— Data records —
★ ★ ★ ★ ★

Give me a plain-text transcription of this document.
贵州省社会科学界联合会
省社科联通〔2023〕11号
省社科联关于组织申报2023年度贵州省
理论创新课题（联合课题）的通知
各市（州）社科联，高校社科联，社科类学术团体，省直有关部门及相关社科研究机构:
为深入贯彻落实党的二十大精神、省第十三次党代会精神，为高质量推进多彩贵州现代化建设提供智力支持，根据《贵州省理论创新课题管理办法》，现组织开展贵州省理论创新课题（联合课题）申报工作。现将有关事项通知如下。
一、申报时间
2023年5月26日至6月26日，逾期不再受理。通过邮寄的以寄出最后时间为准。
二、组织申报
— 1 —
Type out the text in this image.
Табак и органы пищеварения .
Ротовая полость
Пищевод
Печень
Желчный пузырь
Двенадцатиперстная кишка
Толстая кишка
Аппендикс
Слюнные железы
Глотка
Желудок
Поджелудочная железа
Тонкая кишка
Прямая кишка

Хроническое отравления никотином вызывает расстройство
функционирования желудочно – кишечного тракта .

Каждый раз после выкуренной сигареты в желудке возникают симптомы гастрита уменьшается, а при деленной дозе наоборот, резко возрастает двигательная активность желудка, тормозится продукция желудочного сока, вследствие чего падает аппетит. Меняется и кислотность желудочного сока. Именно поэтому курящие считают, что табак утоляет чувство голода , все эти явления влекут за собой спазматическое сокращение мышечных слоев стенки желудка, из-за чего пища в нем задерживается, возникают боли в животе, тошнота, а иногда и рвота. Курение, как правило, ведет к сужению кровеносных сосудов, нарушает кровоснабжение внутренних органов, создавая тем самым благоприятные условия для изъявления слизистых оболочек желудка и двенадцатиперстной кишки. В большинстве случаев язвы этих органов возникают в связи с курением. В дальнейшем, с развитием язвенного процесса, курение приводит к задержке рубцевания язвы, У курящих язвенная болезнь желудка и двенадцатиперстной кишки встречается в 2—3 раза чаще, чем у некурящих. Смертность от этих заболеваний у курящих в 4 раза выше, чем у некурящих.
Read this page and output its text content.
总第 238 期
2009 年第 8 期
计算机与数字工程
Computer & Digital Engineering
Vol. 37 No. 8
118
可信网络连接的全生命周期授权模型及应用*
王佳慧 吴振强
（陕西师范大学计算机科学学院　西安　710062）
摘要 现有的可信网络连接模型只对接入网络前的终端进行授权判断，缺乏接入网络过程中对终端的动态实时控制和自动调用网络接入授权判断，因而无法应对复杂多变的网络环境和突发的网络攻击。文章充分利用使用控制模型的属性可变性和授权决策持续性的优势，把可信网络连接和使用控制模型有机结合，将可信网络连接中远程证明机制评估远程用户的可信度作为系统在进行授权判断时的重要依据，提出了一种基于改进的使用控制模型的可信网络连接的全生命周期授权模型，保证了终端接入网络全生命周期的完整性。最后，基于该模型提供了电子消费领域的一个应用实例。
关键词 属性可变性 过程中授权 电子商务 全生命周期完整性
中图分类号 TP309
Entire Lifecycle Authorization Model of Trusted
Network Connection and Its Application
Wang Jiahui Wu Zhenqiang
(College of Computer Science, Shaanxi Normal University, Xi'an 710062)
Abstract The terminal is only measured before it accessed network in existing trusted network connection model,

★ ★ ★ ★ ★

— The task —
Return every record, word for word.

— Exercise response —
Give me a plain-text transcription of this document.
贵州省社会科学界联合会
省社科联通〔2023〕11号
省社科联关于组织申报2023年度贵州省
理论创新课题（联合课题）的通知
各市（州）社科联，高校社科联，社科类学术团体，省直有关部门及相关社科研究机构:
为深入贯彻落实党的二十大精神、省第十三次党代会精神，为高质量推进多彩贵州现代化建设提供智力支持，根据《贵州省理论创新课题管理办法》，现组织开展贵州省理论创新课题（联合课题）申报工作。现将有关事项通知如下。
一、申报时间
2023年5月26日至6月26日，逾期不再受理。通过邮寄的以寄出最后时间为准。
二、组织申报
— 1 —
Type out the text in this image.
Табак и органы пищеварения .
Ротовая полость
Пищевод
Печень
Желчный пузырь
Двенадцатиперстная кишка
Толстая кишка
Аппендикс
Слюнные железы
Глотка
Желудок
Поджелудочная железа
Тонкая кишка
Прямая кишка

Хроническое отравления никотином вызывает расстройство
функционирования желудочно – кишечного тракта .

Каждый раз после выкуренной сигареты в желудке возникают симптомы гастрита уменьшается, а при деленной дозе наоборот, резко возрастает двигательная активность желудка, тормозится продукция желудочного сока, вследствие чего падает аппетит. Меняется и кислотность желудочного сока. Именно поэтому курящие считают, что табак утоляет чувство голода , все эти явления влекут за собой спазматическое сокращение мышечных слоев стенки желудка, из-за чего пища в нем задерживается, возникают боли в животе, тошнота, а иногда и рвота. Курение, как правило, ведет к сужению кровеносных сосудов, нарушает кровоснабжение внутренних органов, создавая тем самым благоприятные условия для изъявления слизистых оболочек желудка и двенадцатиперстной кишки. В большинстве случаев язвы этих органов возникают в связи с курением. В дальнейшем, с развитием язвенного процесса, курение приводит к задержке рубцевания язвы, У курящих язвенная болезнь желудка и двенадцатиперстной кишки встречается в 2—3 раза чаще, чем у некурящих. Смертность от этих заболеваний у курящих в 4 раза выше, чем у некурящих.
Read this page and output its text content.
总第 238 期
2009 年第 8 期
计算机与数字工程
Computer & Digital Engineering
Vol. 37 No. 8
118
可信网络连接的全生命周期授权模型及应用*
王佳慧 吴振强
（陕西师范大学计算机科学学院　西安　710062）
摘要 现有的可信网络连接模型只对接入网络前的终端进行授权判断，缺乏接入网络过程中对终端的动态实时控制和自动调用网络接入授权判断，因而无法应对复杂多变的网络环境和突发的网络攻击。文章充分利用使用控制模型的属性可变性和授权决策持续性的优势，把可信网络连接和使用控制模型有机结合，将可信网络连接中远程证明机制评估远程用户的可信度作为系统在进行授权判断时的重要依据，提出了一种基于改进的使用控制模型的可信网络连接的全生命周期授权模型，保证了终端接入网络全生命周期的完整性。最后，基于该模型提供了电子消费领域的一个应用实例。
关键词 属性可变性 过程中授权 电子商务 全生命周期完整性
中图分类号 TP309
Entire Lifecycle Authorization Model of Trusted
Network Connection and Its Application
Wang Jiahui Wu Zhenqiang
(College of Computer Science, Shaanxi Normal University, Xi'an 710062)
Abstract The terminal is only measured before it accessed network in existing trusted network connection model,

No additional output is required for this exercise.